━━ TASK INPUT
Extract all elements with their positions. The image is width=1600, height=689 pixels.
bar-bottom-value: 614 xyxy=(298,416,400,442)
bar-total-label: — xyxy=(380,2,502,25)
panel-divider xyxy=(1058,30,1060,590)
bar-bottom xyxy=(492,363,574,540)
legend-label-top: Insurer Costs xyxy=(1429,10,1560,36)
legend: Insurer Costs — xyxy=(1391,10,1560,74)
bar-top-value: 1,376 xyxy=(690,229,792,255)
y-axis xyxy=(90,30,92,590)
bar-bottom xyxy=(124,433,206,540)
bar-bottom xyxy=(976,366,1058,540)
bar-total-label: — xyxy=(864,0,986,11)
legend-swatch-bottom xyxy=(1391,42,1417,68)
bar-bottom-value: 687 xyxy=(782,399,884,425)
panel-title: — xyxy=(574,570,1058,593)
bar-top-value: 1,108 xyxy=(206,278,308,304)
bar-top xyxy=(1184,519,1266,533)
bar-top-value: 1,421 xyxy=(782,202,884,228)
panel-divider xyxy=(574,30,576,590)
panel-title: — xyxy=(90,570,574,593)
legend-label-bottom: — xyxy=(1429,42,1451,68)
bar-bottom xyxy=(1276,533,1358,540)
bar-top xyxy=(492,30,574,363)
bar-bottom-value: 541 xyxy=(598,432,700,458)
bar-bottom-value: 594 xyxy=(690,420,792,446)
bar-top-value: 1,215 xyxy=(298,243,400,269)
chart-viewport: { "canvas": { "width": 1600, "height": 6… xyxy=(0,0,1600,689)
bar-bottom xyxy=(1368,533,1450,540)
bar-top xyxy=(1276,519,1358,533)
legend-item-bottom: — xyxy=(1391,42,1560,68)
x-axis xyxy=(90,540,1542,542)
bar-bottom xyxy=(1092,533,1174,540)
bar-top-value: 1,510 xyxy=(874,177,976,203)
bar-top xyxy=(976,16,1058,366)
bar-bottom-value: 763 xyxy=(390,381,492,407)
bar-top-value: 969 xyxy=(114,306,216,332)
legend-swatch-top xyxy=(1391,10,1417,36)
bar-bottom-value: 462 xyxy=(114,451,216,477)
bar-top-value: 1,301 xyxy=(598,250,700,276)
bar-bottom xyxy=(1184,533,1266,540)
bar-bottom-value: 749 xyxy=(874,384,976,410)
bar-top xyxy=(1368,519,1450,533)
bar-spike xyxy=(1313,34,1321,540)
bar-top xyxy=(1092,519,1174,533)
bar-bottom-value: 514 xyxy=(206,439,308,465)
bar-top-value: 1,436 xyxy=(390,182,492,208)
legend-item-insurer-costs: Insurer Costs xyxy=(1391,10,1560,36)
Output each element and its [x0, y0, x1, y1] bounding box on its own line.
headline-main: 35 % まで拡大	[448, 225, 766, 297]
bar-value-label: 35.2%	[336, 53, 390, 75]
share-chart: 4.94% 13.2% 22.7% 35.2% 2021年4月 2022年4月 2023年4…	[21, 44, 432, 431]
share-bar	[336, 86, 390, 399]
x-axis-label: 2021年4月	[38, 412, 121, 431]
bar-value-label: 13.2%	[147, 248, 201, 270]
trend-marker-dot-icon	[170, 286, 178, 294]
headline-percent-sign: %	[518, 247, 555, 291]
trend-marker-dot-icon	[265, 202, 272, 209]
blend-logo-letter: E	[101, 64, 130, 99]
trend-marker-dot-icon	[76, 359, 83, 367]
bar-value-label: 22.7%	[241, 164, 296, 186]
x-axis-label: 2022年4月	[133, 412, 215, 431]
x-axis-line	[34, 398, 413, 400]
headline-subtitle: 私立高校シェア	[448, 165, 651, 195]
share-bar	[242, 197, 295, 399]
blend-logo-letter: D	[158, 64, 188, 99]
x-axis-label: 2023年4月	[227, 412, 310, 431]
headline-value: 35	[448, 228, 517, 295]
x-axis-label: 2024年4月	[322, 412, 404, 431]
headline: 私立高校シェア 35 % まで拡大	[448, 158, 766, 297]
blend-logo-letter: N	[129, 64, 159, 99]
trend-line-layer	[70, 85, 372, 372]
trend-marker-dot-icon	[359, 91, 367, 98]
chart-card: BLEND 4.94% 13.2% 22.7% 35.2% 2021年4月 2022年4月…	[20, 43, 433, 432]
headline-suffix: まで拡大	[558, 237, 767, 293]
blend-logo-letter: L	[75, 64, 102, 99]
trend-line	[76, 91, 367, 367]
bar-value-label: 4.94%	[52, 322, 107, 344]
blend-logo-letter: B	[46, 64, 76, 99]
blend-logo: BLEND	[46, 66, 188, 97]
━━━━
━━ TASK INPUT
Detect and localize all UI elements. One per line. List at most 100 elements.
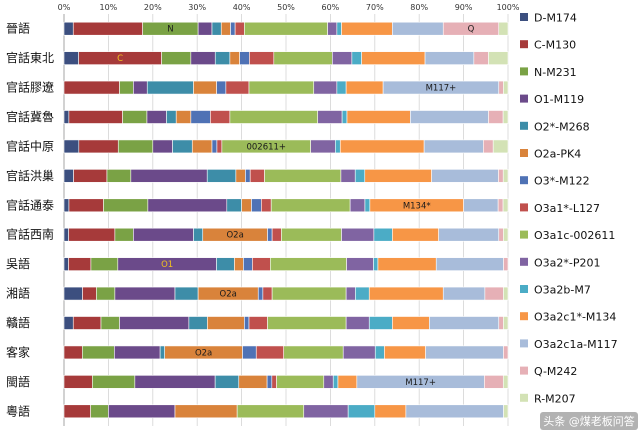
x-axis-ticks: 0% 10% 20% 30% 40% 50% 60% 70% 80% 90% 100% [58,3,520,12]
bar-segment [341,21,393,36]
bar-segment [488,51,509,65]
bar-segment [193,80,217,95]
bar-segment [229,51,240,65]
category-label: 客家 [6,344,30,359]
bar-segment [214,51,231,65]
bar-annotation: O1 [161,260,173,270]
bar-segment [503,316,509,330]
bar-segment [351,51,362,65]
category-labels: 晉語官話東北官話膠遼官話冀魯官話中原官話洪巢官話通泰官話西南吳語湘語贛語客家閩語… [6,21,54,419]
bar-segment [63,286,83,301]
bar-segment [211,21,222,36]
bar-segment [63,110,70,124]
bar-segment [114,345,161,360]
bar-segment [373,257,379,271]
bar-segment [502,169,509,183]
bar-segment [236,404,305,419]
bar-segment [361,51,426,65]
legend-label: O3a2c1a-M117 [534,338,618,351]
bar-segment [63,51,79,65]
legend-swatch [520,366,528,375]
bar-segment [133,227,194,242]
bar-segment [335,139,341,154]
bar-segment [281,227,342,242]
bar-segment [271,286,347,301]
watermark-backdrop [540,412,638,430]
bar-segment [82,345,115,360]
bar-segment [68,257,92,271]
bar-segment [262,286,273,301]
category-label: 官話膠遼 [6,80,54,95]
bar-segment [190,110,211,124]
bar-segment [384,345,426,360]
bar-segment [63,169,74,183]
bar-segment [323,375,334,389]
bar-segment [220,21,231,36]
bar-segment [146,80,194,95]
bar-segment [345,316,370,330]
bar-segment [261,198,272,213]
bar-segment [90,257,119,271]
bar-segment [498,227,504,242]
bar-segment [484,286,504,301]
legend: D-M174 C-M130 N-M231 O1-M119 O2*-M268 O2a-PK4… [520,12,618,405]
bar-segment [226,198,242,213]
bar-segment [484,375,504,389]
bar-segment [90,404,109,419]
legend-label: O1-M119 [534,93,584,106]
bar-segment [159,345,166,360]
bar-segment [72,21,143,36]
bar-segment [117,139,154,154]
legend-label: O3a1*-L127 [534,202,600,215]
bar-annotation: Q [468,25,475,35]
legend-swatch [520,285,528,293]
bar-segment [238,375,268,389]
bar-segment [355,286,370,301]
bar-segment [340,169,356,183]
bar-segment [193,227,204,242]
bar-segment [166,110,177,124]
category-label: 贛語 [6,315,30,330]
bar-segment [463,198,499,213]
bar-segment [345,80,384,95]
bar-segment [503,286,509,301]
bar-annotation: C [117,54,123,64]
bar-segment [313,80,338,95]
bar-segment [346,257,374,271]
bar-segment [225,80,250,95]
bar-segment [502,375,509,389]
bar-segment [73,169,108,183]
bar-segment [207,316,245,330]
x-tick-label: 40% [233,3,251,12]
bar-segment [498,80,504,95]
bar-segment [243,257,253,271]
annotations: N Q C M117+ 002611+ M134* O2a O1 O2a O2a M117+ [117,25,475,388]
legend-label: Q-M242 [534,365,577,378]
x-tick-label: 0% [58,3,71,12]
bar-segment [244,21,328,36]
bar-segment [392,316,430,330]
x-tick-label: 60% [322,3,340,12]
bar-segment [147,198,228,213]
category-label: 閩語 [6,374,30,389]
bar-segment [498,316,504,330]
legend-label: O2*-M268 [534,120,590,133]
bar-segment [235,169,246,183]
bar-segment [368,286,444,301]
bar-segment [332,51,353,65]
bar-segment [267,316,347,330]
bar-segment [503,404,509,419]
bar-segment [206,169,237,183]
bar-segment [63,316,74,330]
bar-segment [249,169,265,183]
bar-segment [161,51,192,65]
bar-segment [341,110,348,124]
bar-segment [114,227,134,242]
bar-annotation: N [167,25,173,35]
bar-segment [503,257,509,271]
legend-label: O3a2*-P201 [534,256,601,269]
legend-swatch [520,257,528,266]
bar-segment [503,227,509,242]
━━━━
• PROBLEM TO WORK ON: Reproduce the lines in the records verbatim, starting at the line that contains "Extract all elements" and ending with the line that contains "53, 390, 75]".

• WRITTEN ANSWER:
Extract all elements with their positions. The image is width=1600, height=689 pixels.
bar-bottom-value: 614 xyxy=(298,416,400,442)
bar-total-label: — xyxy=(380,2,502,25)
panel-divider xyxy=(1058,30,1060,590)
bar-bottom xyxy=(492,363,574,540)
legend-label-top: Insurer Costs xyxy=(1429,10,1560,36)
legend: Insurer Costs — xyxy=(1391,10,1560,74)
bar-top-value: 1,376 xyxy=(690,229,792,255)
y-axis xyxy=(90,30,92,590)
bar-bottom xyxy=(124,433,206,540)
bar-bottom xyxy=(976,366,1058,540)
bar-total-label: — xyxy=(864,0,986,11)
legend-swatch-bottom xyxy=(1391,42,1417,68)
bar-bottom-value: 687 xyxy=(782,399,884,425)
panel-title: — xyxy=(574,570,1058,593)
bar-top-value: 1,108 xyxy=(206,278,308,304)
bar-top xyxy=(1184,519,1266,533)
bar-top-value: 1,421 xyxy=(782,202,884,228)
panel-divider xyxy=(574,30,576,590)
panel-title: — xyxy=(90,570,574,593)
legend-label-bottom: — xyxy=(1429,42,1451,68)
bar-bottom xyxy=(1276,533,1358,540)
bar-top xyxy=(492,30,574,363)
bar-bottom-value: 541 xyxy=(598,432,700,458)
bar-bottom-value: 594 xyxy=(690,420,792,446)
bar-top-value: 1,215 xyxy=(298,243,400,269)
chart-viewport: { "canvas": { "width": 1600, "height": 6… xyxy=(0,0,1600,689)
bar-bottom xyxy=(1368,533,1450,540)
bar-top xyxy=(1276,519,1358,533)
legend-item-bottom: — xyxy=(1391,42,1560,68)
x-axis xyxy=(90,540,1542,542)
bar-bottom xyxy=(1092,533,1174,540)
bar-top-value: 1,510 xyxy=(874,177,976,203)
bar-top xyxy=(976,16,1058,366)
bar-bottom-value: 763 xyxy=(390,381,492,407)
bar-top-value: 969 xyxy=(114,306,216,332)
legend-swatch-top xyxy=(1391,10,1417,36)
bar-bottom-value: 462 xyxy=(114,451,216,477)
bar-top-value: 1,301 xyxy=(598,250,700,276)
bar-bottom xyxy=(1184,533,1266,540)
bar-bottom-value: 749 xyxy=(874,384,976,410)
bar-top xyxy=(1368,519,1450,533)
bar-spike xyxy=(1313,34,1321,540)
bar-top xyxy=(1092,519,1174,533)
bar-bottom-value: 514 xyxy=(206,439,308,465)
bar-top-value: 1,436 xyxy=(390,182,492,208)
legend-item-insurer-costs: Insurer Costs xyxy=(1391,10,1560,36)
Output each element and its [x0, y0, x1, y1] bounding box on its own line.
headline-main: 35 % まで拡大	[448, 225, 766, 297]
bar-value-label: 35.2%	[336, 53, 390, 75]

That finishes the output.